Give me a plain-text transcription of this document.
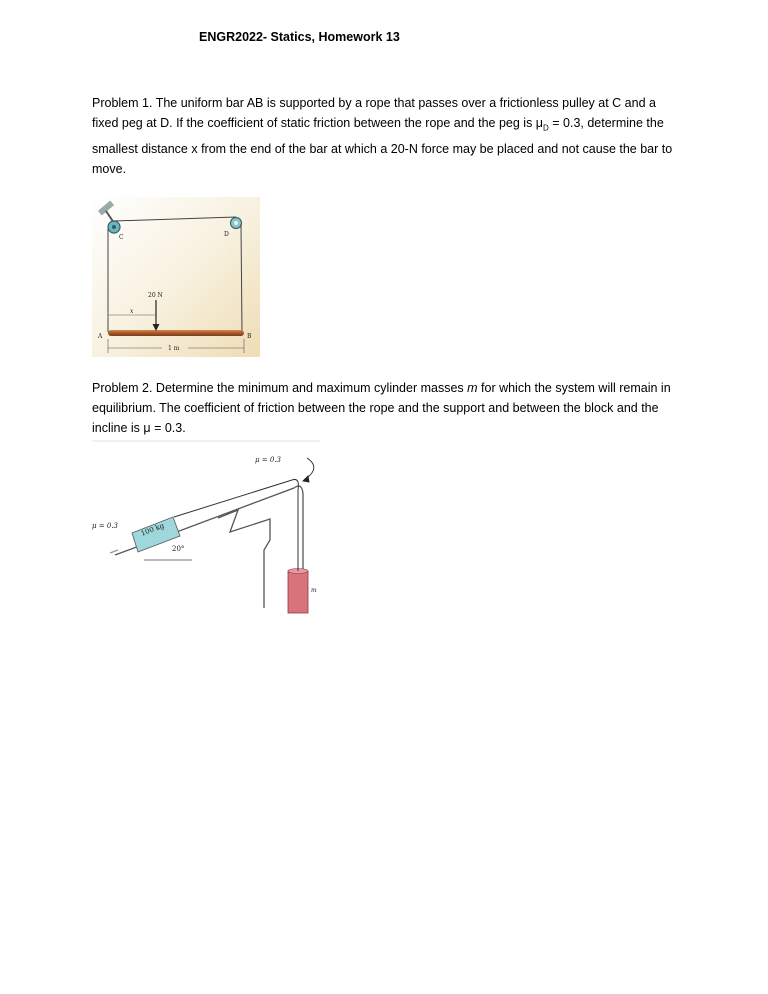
ENGR2022- Statics, Homework 13
Problem 1. The uniform bar AB is supported by a rope that passes over a frictionless pulley at C and a fixed peg at D. If the coefficient of static friction between the rope and the peg is $\mu_D = 0.3$, determine the smallest distance x from the end of the bar at which a 20-N force may be placed and not cause the bar to move.
C	D
A	B
20 N
x
1 m
Problem 2. Determine the minimum and maximum cylinder masses m for which the system will remain in equilibrium. The coefficient of friction between the rope and the support and between the block and the incline is μ = 0.3.
100 kg
20°
m
μ = 0.3
μ = 0.3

### WRITTEN TASK:
Return every line of the records exactly as given, pictures excluded.

### RIGHT ANSWER:
Give me a plain-text transcription of this document.
ENGR2022- Statics, Homework 13
Problem 1. The uniform bar AB is supported by a rope that passes over a frictionless pulley at C and a fixed peg at D. If the coefficient of static friction between the rope and the peg is $\mu_D = 0.3$, determine the smallest distance x from the end of the bar at which a 20-N force may be placed and not cause the bar to move.
C	D
A	B
20 N
x
1 m
Problem 2. Determine the minimum and maximum cylinder masses m for which the system will remain in equilibrium. The coefficient of friction between the rope and the support and between the block and the incline is μ = 0.3.
100 kg
20°
m
μ = 0.3
μ = 0.3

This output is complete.